— start of EXTRACTED RECORDS —

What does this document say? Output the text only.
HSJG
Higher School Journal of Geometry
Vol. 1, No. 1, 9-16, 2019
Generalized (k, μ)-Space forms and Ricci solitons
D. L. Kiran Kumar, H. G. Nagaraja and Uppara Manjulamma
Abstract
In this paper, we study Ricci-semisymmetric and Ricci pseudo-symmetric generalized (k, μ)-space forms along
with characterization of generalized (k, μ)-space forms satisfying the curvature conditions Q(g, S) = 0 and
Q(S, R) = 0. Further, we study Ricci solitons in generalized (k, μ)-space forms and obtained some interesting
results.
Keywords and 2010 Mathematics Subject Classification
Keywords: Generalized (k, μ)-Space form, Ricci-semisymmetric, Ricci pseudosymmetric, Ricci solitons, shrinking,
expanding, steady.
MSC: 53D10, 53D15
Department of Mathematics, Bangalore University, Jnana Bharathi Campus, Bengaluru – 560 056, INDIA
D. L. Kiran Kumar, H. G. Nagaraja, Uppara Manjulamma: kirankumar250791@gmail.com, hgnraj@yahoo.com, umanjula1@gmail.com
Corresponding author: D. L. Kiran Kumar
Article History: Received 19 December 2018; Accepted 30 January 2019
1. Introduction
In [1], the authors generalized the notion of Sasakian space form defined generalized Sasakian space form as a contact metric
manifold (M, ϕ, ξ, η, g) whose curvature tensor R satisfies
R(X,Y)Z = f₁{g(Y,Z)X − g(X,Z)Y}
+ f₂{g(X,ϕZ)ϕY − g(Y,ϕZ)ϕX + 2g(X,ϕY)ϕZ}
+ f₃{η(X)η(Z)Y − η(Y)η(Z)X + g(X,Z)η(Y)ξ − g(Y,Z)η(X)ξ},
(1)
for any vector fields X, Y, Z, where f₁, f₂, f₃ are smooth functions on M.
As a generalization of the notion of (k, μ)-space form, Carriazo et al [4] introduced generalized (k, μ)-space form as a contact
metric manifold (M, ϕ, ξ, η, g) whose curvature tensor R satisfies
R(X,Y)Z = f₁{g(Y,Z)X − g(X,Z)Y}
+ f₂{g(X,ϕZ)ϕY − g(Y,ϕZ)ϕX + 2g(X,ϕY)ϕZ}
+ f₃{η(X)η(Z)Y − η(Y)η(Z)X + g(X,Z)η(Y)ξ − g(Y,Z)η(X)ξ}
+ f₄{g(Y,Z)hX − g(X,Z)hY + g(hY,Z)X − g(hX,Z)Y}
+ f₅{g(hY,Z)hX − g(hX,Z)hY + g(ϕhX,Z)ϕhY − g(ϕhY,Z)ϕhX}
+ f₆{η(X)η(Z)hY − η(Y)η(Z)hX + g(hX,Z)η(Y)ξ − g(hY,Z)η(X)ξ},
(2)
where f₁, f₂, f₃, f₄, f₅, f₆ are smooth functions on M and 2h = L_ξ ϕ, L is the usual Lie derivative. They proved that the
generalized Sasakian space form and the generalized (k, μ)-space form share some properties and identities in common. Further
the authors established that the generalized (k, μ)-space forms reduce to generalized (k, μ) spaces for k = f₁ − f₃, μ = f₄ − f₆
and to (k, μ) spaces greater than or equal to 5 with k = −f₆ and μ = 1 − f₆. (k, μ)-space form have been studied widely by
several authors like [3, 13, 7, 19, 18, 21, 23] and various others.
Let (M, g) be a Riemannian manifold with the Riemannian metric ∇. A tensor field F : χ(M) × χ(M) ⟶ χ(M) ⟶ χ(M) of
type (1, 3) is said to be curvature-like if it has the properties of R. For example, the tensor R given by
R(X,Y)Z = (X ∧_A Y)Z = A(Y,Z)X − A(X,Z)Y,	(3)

— end of EXTRACTED RECORDS —

- _TASK OBJECTIVE_
Reproduce the material verbatim, line by line.

- _RIGHT ANSWER_
What does this document say? Output the text only.
HSJG
Higher School Journal of Geometry
Vol. 1, No. 1, 9-16, 2019
Generalized (k, μ)-Space forms and Ricci solitons
D. L. Kiran Kumar, H. G. Nagaraja and Uppara Manjulamma
Abstract
In this paper, we study Ricci-semisymmetric and Ricci pseudo-symmetric generalized (k, μ)-space forms along
with characterization of generalized (k, μ)-space forms satisfying the curvature conditions Q(g, S) = 0 and
Q(S, R) = 0. Further, we study Ricci solitons in generalized (k, μ)-space forms and obtained some interesting
results.
Keywords and 2010 Mathematics Subject Classification
Keywords: Generalized (k, μ)-Space form, Ricci-semisymmetric, Ricci pseudosymmetric, Ricci solitons, shrinking,
expanding, steady.
MSC: 53D10, 53D15
Department of Mathematics, Bangalore University, Jnana Bharathi Campus, Bengaluru – 560 056, INDIA
D. L. Kiran Kumar, H. G. Nagaraja, Uppara Manjulamma: kirankumar250791@gmail.com, hgnraj@yahoo.com, umanjula1@gmail.com
Corresponding author: D. L. Kiran Kumar
Article History: Received 19 December 2018; Accepted 30 January 2019
1. Introduction
In [1], the authors generalized the notion of Sasakian space form defined generalized Sasakian space form as a contact metric
manifold (M, ϕ, ξ, η, g) whose curvature tensor R satisfies
R(X,Y)Z = f₁{g(Y,Z)X − g(X,Z)Y}
+ f₂{g(X,ϕZ)ϕY − g(Y,ϕZ)ϕX + 2g(X,ϕY)ϕZ}
+ f₃{η(X)η(Z)Y − η(Y)η(Z)X + g(X,Z)η(Y)ξ − g(Y,Z)η(X)ξ},
(1)
for any vector fields X, Y, Z, where f₁, f₂, f₃ are smooth functions on M.
As a generalization of the notion of (k, μ)-space form, Carriazo et al [4] introduced generalized (k, μ)-space form as a contact
metric manifold (M, ϕ, ξ, η, g) whose curvature tensor R satisfies
R(X,Y)Z = f₁{g(Y,Z)X − g(X,Z)Y}
+ f₂{g(X,ϕZ)ϕY − g(Y,ϕZ)ϕX + 2g(X,ϕY)ϕZ}
+ f₃{η(X)η(Z)Y − η(Y)η(Z)X + g(X,Z)η(Y)ξ − g(Y,Z)η(X)ξ}
+ f₄{g(Y,Z)hX − g(X,Z)hY + g(hY,Z)X − g(hX,Z)Y}
+ f₅{g(hY,Z)hX − g(hX,Z)hY + g(ϕhX,Z)ϕhY − g(ϕhY,Z)ϕhX}
+ f₆{η(X)η(Z)hY − η(Y)η(Z)hX + g(hX,Z)η(Y)ξ − g(hY,Z)η(X)ξ},
(2)
where f₁, f₂, f₃, f₄, f₅, f₆ are smooth functions on M and 2h = L_ξ ϕ, L is the usual Lie derivative. They proved that the
generalized Sasakian space form and the generalized (k, μ)-space form share some properties and identities in common. Further
the authors established that the generalized (k, μ)-space forms reduce to generalized (k, μ) spaces for k = f₁ − f₃, μ = f₄ − f₆
and to (k, μ) spaces greater than or equal to 5 with k = −f₆ and μ = 1 − f₆. (k, μ)-space form have been studied widely by
several authors like [3, 13, 7, 19, 18, 21, 23] and various others.
Let (M, g) be a Riemannian manifold with the Riemannian metric ∇. A tensor field F : χ(M) × χ(M) ⟶ χ(M) ⟶ χ(M) of
type (1, 3) is said to be curvature-like if it has the properties of R. For example, the tensor R given by
R(X,Y)Z = (X ∧_A Y)Z = A(Y,Z)X − A(X,Z)Y,	(3)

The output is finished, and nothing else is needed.